____ Brano estratto

Fonte immagine: © Matteo Giusti - AgroNotizie

L'hanno battezzata "Bee-pocalypse", ovvero l'apocalisse delle api, e da una dozzina di anni è il fulcro della comunicazione, ma anche della disinformazione, su media e social. Il dito accusatore, come facilmente prevedibile, è sempre puntato contro l'agricoltura in generale e contro gli insetticidi in particolare. Ancora fresco in tal senso risulta infatti il caso methiocarb in Friuli, ove l'insetticida usato come conciante venne accusato di aver fatto strage di api, salvo poi scoprire che trattavasi di accuse false.

L'acrimonia chemofobica giunge poi ai massimi livelli se gli insetticidi appartengono alla famiglia dei neonicotinoidi o similari. Se infatti in alcune aree del Globo continuano a essere utilizzati normalmente, in altre pare ormai inarrestabile la loro caduta in disgrazia, come avvenuto recentemente in Francia.

Tra i diversi casi emblematici a disposizione, da usare quali veri e propri case history, se ne ravvisano in particolar modo due recentemente osservati in Usa e in Canada.
Negli Stati Uniti, nel 2019, in nome delle api si sono infatti levate le proteste per la decisione della Environmental protection agency di autorizzare sulfoxaflor per usi eccezionali su 14 milioni di acri di terreni agricoli. In Canada, nel 2018, ci si è mossi invece verso il bando di chlotianidin e thiamethoxam, sempre brandendo come argomento la salvezza delle api. Una salvezza che peraltro non pare sia messa in discussione, visti i dati Fao sulle api allevate che darebbero le colonie mondiali in aumento del 45% nell'ultimo mezzo secolo.

________
____ Dati grezzi

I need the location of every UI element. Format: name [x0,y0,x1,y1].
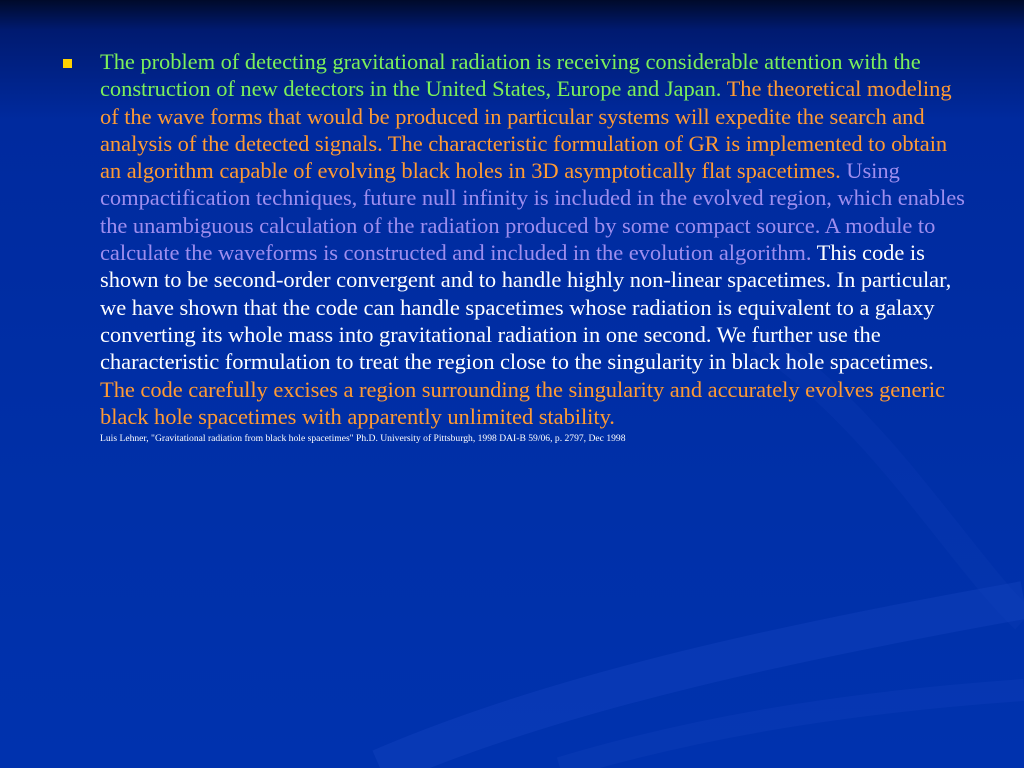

________

■ Operazioni richieste
a) Secondo il brano estratto, di quanto sarebbero aumentate le colonie mondiali di api allevate nell'ultimo mezzo secolo, stando ai dati Fao?
b) Copia dal brano estratto, senza cambiare nulla, il pezzo che parte da "Tra i diversi" e continua fino a "e in Canada.".

■ Risposte punto per punto
a) Del 45%.

b)
Tra i diversi casi emblematici a disposizione, da usare quali veri e propri case history, se ne ravvisano in particolar modo due recentemente osservati in Usa e in Canada.